- **DATA FOR THIS TASK**:
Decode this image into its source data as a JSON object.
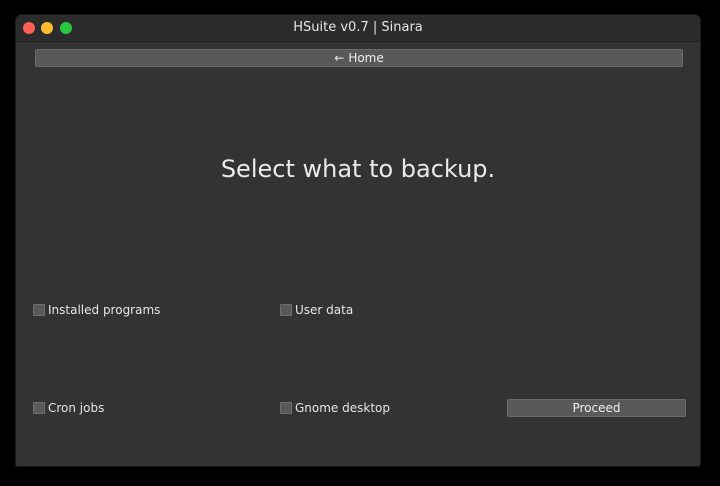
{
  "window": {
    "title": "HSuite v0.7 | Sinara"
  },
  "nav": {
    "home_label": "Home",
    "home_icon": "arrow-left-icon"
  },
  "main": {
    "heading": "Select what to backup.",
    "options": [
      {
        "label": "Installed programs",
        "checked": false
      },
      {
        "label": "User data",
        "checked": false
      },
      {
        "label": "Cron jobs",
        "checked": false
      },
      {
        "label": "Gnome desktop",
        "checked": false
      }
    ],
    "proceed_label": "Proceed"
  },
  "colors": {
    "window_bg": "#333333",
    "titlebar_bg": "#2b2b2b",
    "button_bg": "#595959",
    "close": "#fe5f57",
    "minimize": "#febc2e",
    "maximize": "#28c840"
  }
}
--
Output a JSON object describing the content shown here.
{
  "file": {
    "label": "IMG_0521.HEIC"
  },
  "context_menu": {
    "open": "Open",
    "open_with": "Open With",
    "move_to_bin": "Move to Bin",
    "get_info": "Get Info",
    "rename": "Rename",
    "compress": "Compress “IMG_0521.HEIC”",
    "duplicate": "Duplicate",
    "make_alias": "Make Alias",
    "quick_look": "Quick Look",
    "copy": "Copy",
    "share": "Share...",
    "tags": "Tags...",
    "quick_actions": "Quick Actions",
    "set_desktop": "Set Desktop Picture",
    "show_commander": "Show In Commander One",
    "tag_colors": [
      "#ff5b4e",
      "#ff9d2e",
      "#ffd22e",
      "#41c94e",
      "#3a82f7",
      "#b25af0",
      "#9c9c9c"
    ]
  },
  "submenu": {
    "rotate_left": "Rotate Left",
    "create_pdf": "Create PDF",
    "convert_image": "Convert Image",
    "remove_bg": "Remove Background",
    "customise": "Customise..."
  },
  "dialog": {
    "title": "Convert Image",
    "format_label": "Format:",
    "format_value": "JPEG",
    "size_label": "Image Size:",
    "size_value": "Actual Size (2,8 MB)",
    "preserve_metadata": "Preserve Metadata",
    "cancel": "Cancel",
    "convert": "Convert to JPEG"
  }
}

- **EXERCISE AIM**:
Among the entries above, how many lines hold the word "HEIC"? Reply with only that number.

- **OUTPUT BELOW**:
2